Restate, word for word, the run of lines that starts at the line containing "Give me the" and ends with the final line of the listing. Leave pictures out.

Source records
* START *

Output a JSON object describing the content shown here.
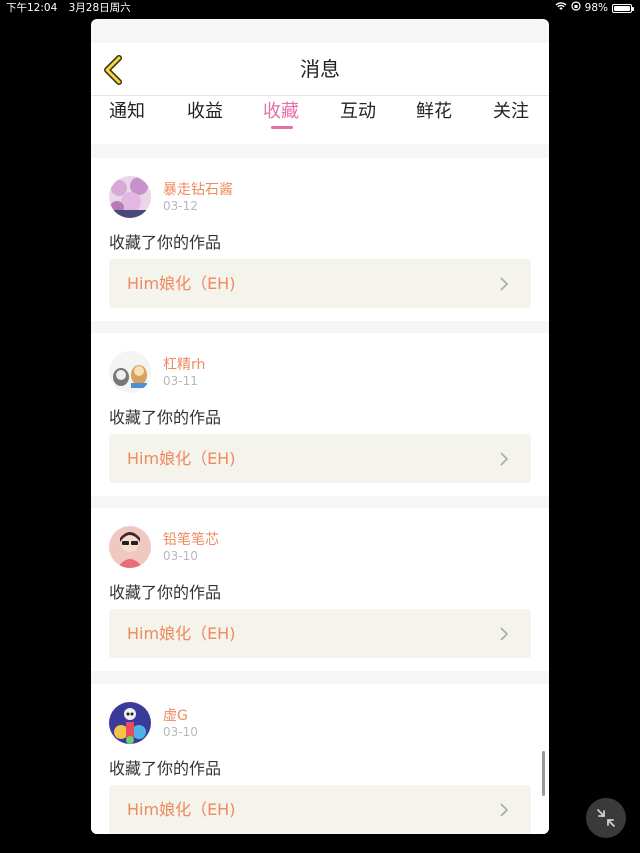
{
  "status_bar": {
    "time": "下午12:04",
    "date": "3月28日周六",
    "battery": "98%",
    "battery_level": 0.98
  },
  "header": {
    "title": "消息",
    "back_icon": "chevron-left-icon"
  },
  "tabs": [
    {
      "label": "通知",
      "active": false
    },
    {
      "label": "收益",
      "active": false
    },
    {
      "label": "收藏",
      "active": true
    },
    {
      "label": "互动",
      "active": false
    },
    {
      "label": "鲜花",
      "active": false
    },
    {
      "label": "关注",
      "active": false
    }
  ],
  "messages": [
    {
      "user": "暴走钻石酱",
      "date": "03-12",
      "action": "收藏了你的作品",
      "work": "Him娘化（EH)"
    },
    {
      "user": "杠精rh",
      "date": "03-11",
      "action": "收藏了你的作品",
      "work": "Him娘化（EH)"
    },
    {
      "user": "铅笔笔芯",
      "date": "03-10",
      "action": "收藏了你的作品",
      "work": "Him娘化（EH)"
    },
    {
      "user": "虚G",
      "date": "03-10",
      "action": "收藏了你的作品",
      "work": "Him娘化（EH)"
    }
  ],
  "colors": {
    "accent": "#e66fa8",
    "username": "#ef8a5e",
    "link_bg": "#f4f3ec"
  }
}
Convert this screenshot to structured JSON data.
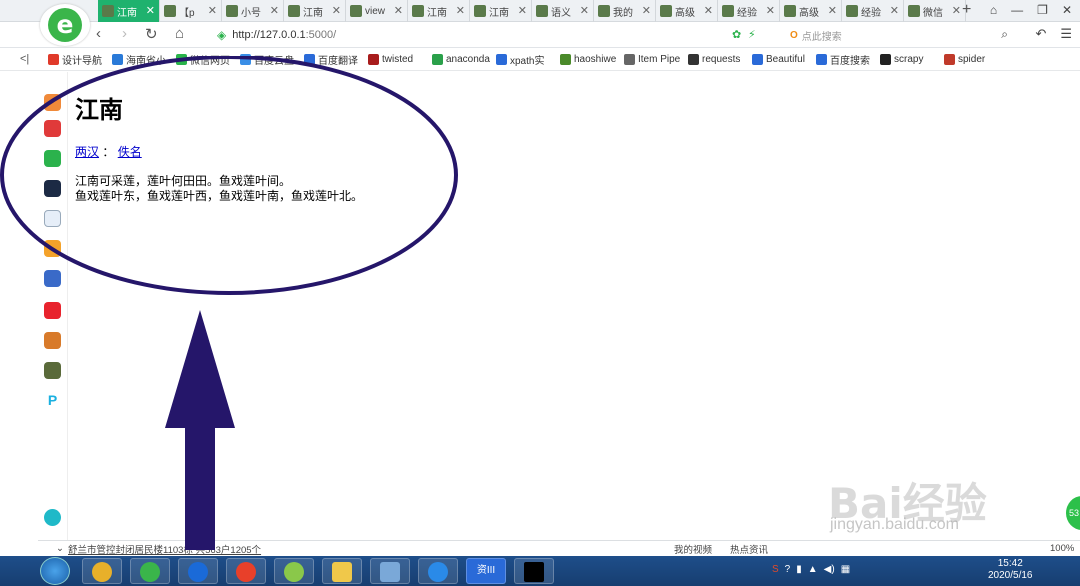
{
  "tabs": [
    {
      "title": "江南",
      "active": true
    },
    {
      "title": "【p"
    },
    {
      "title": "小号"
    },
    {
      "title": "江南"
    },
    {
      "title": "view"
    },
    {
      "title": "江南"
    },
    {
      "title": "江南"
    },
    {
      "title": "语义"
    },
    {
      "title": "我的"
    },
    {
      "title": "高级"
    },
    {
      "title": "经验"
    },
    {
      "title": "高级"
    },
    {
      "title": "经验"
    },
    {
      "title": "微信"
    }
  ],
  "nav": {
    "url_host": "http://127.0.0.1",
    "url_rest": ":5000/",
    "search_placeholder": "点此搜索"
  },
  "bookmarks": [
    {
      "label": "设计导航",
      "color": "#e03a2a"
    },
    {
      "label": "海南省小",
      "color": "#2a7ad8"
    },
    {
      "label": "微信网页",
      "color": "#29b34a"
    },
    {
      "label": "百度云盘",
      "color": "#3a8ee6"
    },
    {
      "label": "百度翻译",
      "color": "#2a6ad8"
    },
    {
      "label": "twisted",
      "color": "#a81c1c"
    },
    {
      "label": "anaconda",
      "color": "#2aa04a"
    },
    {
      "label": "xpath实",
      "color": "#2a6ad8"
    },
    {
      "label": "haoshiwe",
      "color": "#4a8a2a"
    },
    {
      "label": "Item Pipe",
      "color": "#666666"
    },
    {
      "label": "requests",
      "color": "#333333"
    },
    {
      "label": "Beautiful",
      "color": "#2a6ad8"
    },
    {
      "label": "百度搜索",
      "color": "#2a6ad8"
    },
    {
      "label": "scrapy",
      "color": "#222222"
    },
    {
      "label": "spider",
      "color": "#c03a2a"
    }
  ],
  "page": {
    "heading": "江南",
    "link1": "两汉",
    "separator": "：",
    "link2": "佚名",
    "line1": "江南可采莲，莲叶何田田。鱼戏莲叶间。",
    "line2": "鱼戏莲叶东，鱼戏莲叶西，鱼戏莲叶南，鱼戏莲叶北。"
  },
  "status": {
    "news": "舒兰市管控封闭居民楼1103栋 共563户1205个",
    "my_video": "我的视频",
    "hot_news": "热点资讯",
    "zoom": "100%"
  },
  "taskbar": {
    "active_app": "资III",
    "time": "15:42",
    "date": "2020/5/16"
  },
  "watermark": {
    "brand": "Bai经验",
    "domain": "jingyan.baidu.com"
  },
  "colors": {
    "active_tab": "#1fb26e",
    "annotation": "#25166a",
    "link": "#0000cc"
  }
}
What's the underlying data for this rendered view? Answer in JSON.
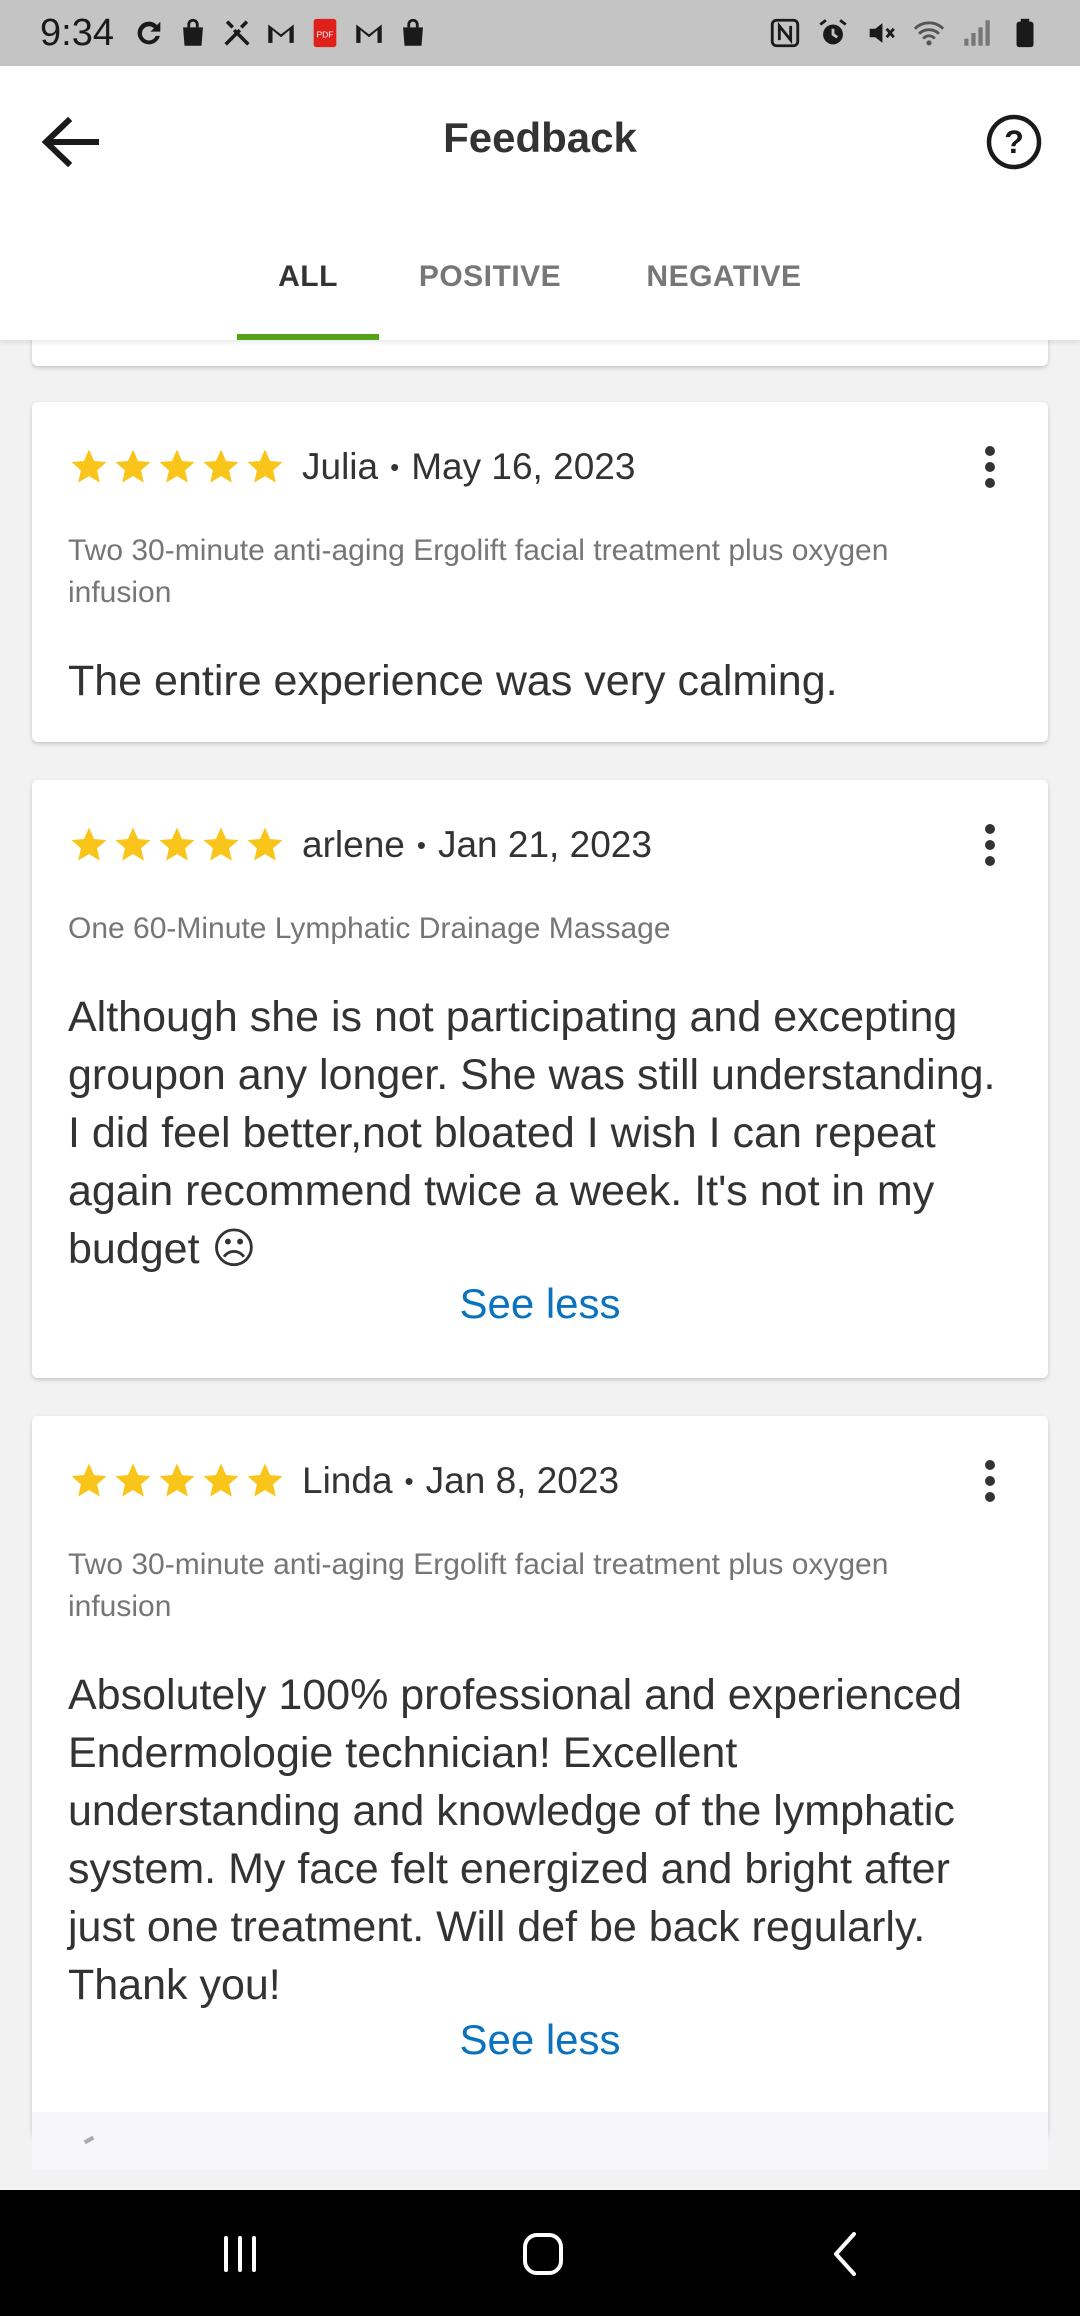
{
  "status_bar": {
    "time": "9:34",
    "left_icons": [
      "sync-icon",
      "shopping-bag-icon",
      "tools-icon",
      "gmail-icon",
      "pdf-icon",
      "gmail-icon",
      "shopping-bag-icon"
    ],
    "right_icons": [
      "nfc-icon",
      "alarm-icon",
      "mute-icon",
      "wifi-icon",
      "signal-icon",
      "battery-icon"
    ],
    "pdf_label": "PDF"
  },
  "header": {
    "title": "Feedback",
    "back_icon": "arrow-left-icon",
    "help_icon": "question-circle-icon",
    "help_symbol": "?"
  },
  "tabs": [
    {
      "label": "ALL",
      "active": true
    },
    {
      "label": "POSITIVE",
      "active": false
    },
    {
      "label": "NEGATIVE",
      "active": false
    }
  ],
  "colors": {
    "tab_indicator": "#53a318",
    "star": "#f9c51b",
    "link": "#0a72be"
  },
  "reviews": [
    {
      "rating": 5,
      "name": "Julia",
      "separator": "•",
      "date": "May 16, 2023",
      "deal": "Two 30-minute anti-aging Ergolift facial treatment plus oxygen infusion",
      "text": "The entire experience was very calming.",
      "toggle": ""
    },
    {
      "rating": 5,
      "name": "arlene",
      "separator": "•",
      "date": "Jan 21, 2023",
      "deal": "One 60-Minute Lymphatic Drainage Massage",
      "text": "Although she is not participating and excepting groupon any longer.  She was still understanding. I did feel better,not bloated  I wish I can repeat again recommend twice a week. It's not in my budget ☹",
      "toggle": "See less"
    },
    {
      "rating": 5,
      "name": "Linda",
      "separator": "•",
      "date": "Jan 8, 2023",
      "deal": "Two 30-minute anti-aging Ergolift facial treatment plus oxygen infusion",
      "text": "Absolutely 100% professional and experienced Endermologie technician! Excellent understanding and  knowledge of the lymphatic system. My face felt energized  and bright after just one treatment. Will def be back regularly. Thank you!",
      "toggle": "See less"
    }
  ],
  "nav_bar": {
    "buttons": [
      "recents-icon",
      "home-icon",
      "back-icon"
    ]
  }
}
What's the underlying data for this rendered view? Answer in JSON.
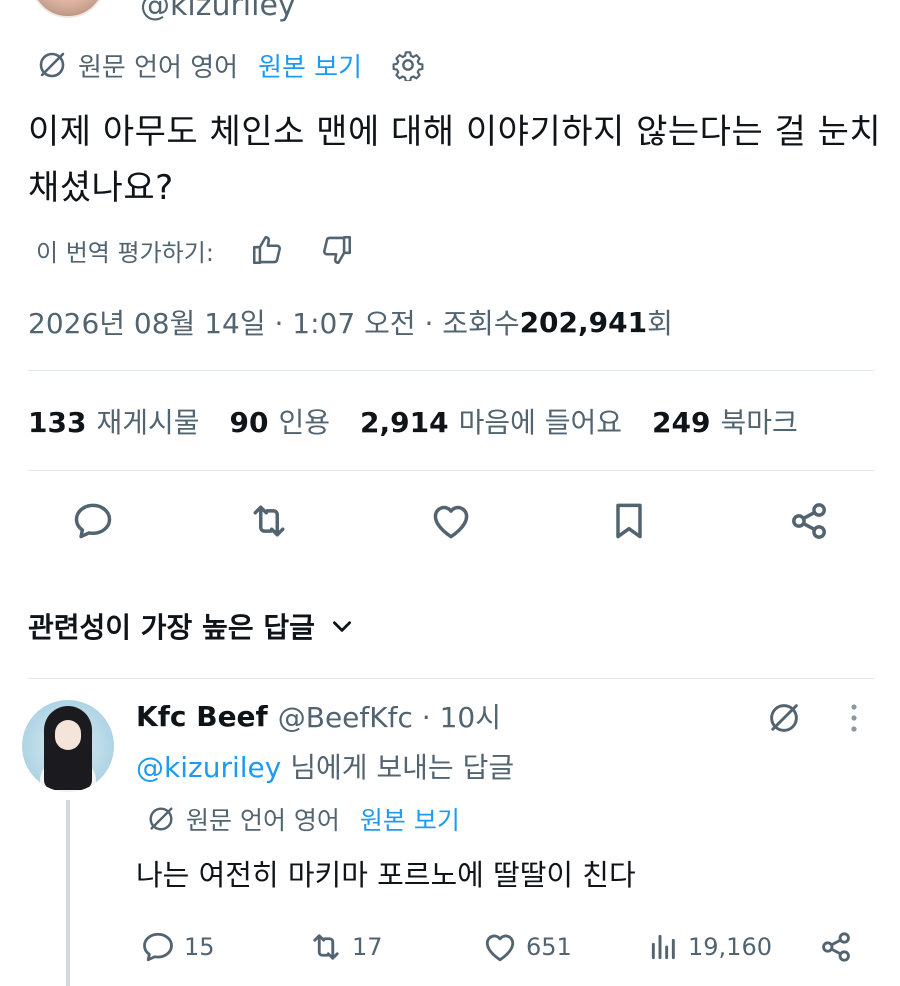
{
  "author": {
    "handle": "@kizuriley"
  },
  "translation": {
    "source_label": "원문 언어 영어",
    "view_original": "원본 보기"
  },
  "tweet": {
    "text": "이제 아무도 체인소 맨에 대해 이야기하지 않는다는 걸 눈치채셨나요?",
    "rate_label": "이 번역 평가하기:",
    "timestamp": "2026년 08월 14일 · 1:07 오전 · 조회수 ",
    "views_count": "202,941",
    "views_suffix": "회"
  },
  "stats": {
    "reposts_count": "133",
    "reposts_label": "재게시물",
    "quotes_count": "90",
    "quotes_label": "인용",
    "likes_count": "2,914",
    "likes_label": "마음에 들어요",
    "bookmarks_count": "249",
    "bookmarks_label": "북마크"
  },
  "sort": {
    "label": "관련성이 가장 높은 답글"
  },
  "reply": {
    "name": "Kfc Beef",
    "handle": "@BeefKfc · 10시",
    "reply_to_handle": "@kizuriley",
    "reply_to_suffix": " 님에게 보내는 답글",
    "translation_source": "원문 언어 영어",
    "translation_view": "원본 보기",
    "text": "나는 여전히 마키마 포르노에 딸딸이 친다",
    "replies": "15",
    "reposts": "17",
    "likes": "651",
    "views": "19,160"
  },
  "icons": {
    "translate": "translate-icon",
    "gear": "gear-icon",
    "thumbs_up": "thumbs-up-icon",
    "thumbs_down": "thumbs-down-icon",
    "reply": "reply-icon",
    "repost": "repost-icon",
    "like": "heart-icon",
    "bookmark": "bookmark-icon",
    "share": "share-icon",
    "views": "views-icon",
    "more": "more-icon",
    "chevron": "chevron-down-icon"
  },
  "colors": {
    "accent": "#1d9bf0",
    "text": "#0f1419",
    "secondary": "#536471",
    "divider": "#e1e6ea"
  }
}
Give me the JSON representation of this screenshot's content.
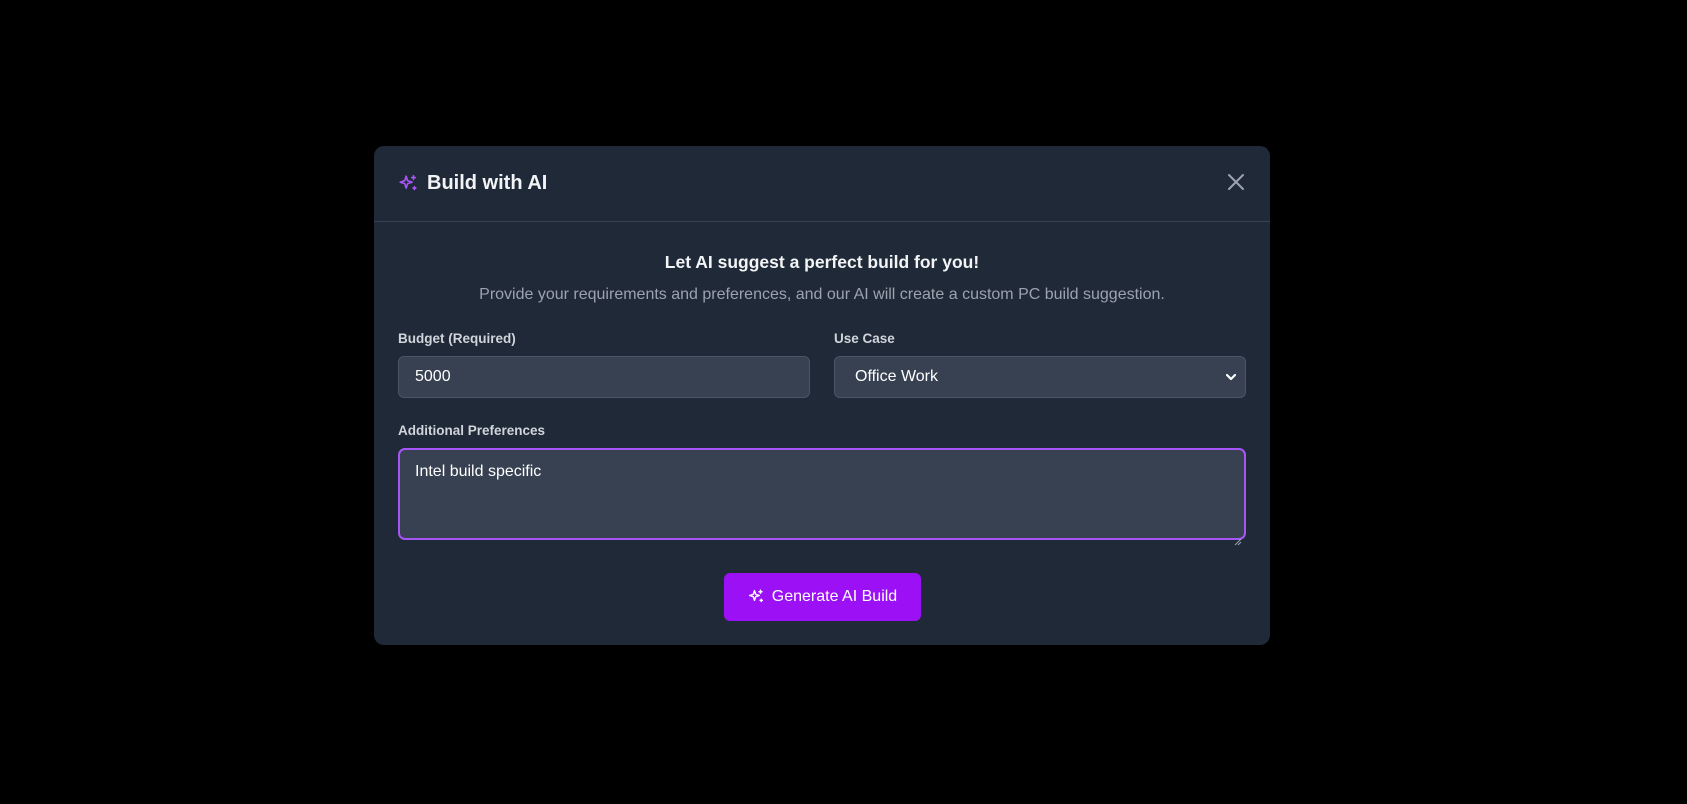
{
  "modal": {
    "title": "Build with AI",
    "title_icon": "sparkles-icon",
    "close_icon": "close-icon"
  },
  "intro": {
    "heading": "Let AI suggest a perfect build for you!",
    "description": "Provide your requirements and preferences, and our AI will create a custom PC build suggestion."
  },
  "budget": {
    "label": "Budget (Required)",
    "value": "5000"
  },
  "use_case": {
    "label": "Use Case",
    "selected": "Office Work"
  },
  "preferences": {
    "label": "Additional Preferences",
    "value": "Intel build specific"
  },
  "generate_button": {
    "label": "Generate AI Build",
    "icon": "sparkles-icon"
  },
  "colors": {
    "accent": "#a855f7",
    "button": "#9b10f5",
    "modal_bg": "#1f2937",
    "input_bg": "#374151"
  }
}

* END *

- Exercise solution
Give me the JSON representation of this screenshot's content.
{
  "modal": {
    "title": "Build with AI",
    "title_icon": "sparkles-icon",
    "close_icon": "close-icon"
  },
  "intro": {
    "heading": "Let AI suggest a perfect build for you!",
    "description": "Provide your requirements and preferences, and our AI will create a custom PC build suggestion."
  },
  "budget": {
    "label": "Budget (Required)",
    "value": "5000"
  },
  "use_case": {
    "label": "Use Case",
    "selected": "Office Work"
  },
  "preferences": {
    "label": "Additional Preferences",
    "value": "Intel build specific"
  },
  "generate_button": {
    "label": "Generate AI Build",
    "icon": "sparkles-icon"
  },
  "colors": {
    "accent": "#a855f7",
    "button": "#9b10f5",
    "modal_bg": "#1f2937",
    "input_bg": "#374151"
  }
}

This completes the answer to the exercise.